## [The request]
Repeat exactly the stretch of lines from the line containing "Decode this image" through the line containing "Read all visible content and emit it as JSON.", both included, and nothing else.

## [Data shown]
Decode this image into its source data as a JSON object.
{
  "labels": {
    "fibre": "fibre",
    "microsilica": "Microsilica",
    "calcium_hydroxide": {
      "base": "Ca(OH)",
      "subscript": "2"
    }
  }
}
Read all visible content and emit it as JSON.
* * *
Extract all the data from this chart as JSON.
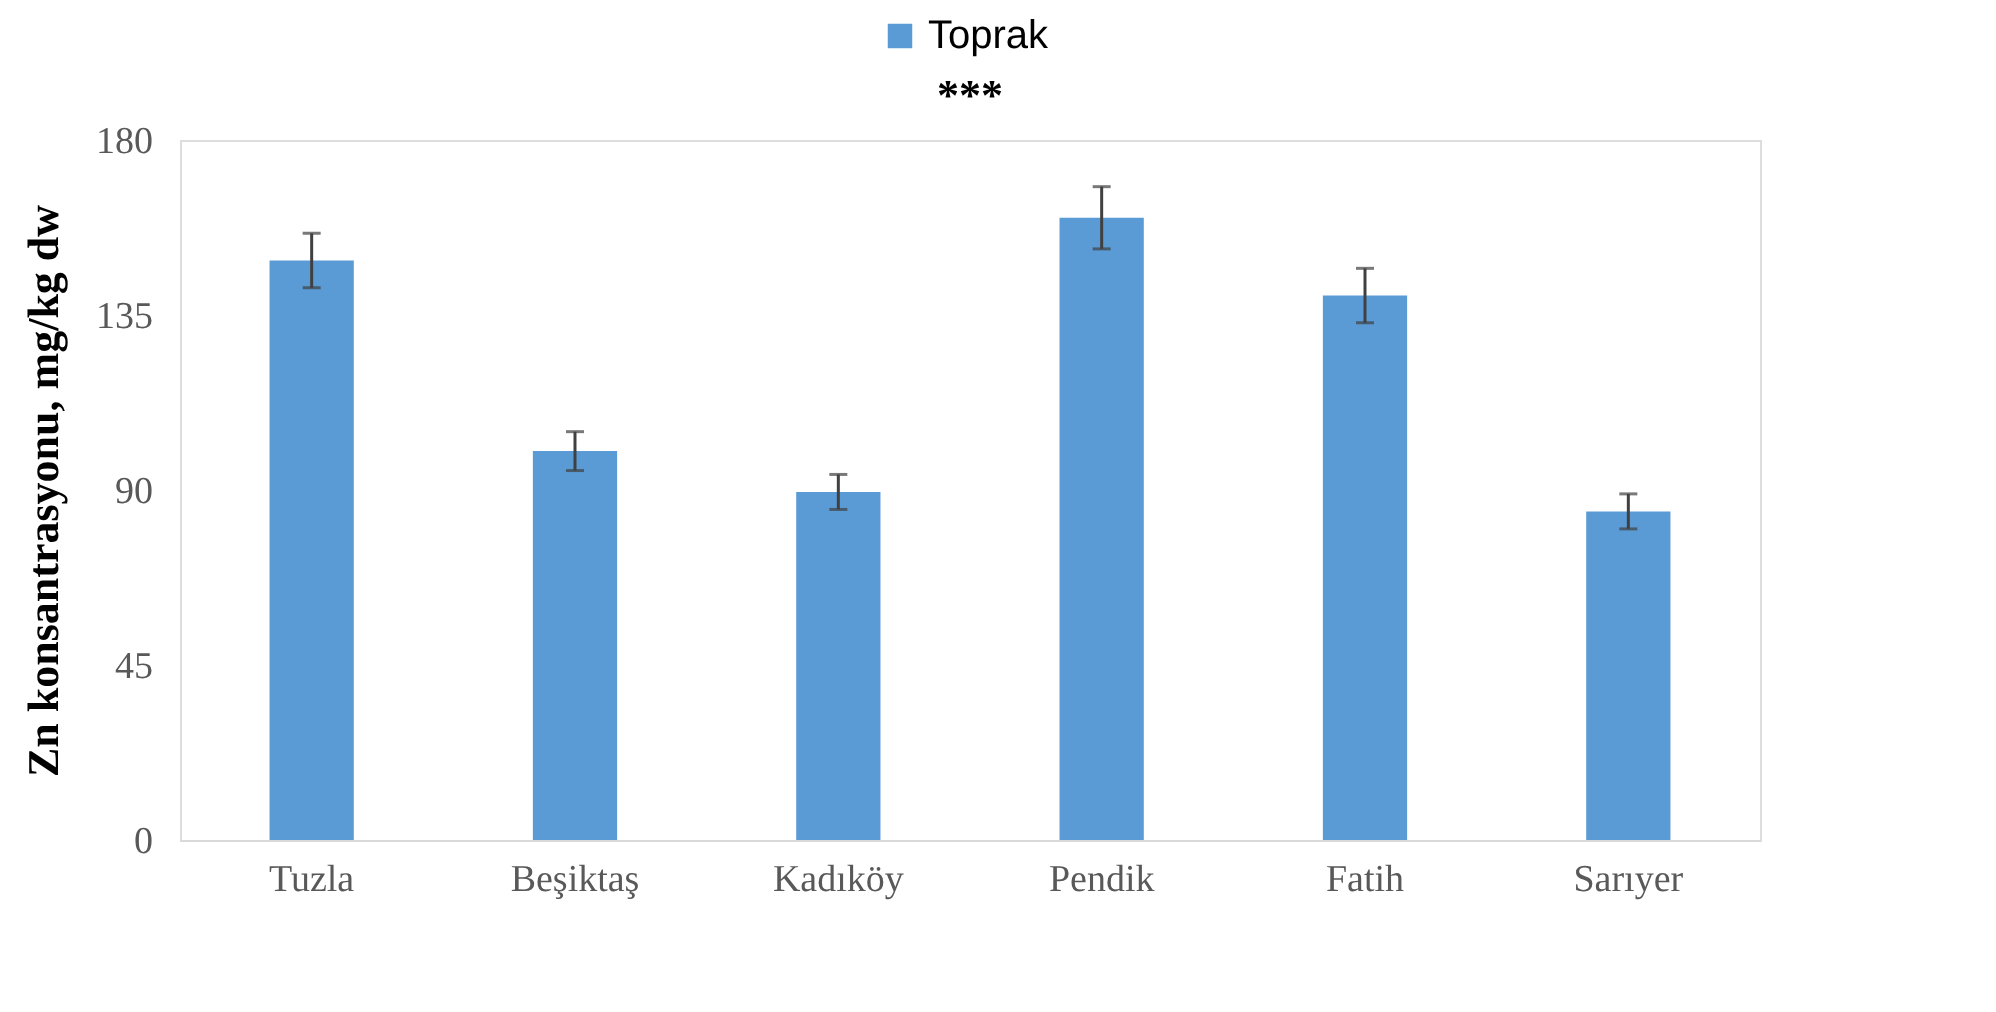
--
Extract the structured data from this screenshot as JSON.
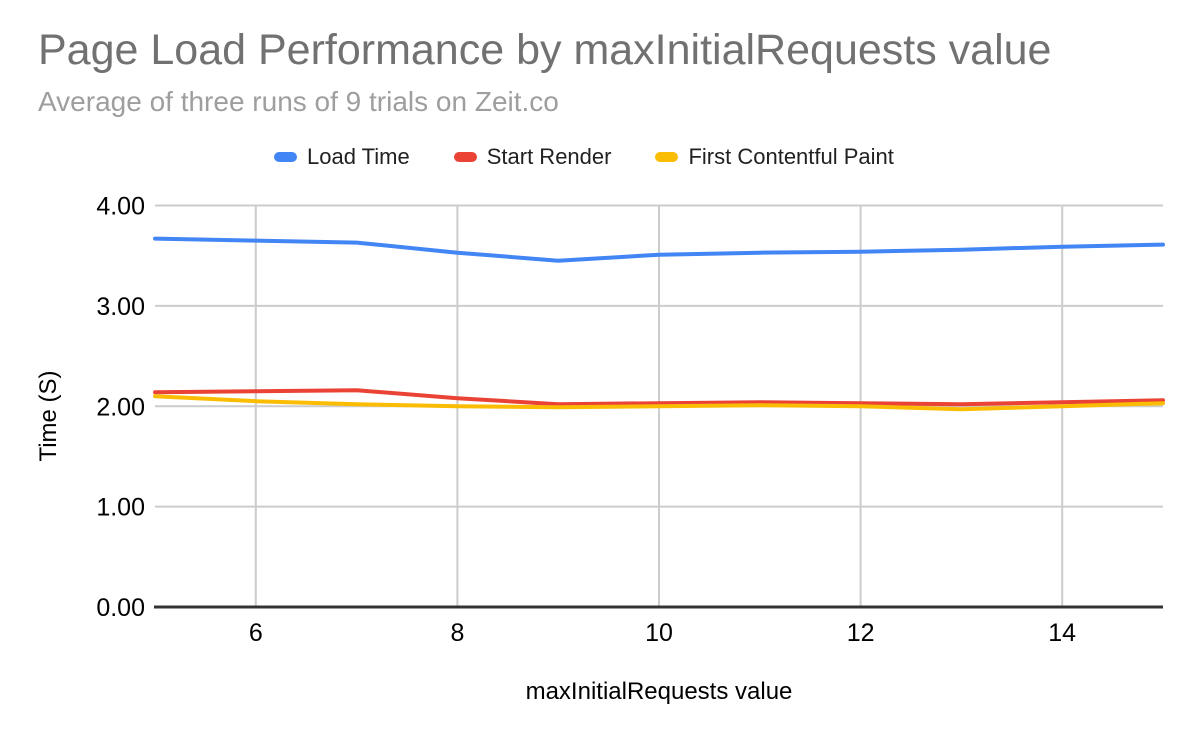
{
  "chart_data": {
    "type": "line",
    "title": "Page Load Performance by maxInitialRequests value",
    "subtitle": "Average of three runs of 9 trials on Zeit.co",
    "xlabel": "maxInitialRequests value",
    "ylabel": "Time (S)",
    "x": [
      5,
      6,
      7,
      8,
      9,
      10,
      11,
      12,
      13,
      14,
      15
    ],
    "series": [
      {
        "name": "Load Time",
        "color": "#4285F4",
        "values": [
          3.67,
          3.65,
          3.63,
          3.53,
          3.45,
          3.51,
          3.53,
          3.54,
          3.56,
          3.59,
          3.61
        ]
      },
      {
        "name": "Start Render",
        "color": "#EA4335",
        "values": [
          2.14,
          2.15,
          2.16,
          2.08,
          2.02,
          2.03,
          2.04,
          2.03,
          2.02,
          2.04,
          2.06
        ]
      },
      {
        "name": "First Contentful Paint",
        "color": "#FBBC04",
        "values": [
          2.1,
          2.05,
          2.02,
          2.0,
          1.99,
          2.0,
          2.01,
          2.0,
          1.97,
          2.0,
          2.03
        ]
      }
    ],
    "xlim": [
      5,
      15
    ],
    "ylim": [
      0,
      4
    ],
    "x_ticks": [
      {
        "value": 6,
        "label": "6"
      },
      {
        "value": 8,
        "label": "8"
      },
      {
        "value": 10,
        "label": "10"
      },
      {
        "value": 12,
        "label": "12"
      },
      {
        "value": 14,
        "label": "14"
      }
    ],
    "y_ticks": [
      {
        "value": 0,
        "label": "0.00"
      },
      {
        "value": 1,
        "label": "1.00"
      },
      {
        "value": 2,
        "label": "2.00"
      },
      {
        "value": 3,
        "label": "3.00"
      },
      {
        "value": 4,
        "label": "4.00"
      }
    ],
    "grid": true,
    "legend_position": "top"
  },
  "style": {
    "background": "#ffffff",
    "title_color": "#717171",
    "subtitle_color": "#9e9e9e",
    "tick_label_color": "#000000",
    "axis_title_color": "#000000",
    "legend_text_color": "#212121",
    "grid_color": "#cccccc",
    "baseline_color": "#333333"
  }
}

## [Output below]
Decode this image into its source data as a JSON object.
{
  "labels": {
    "fibre": "fibre",
    "microsilica": "Microsilica",
    "calcium_hydroxide": {
      "base": "Ca(OH)",
      "subscript": "2"
    }
  }
}
Read all visible content and emit it as JSON.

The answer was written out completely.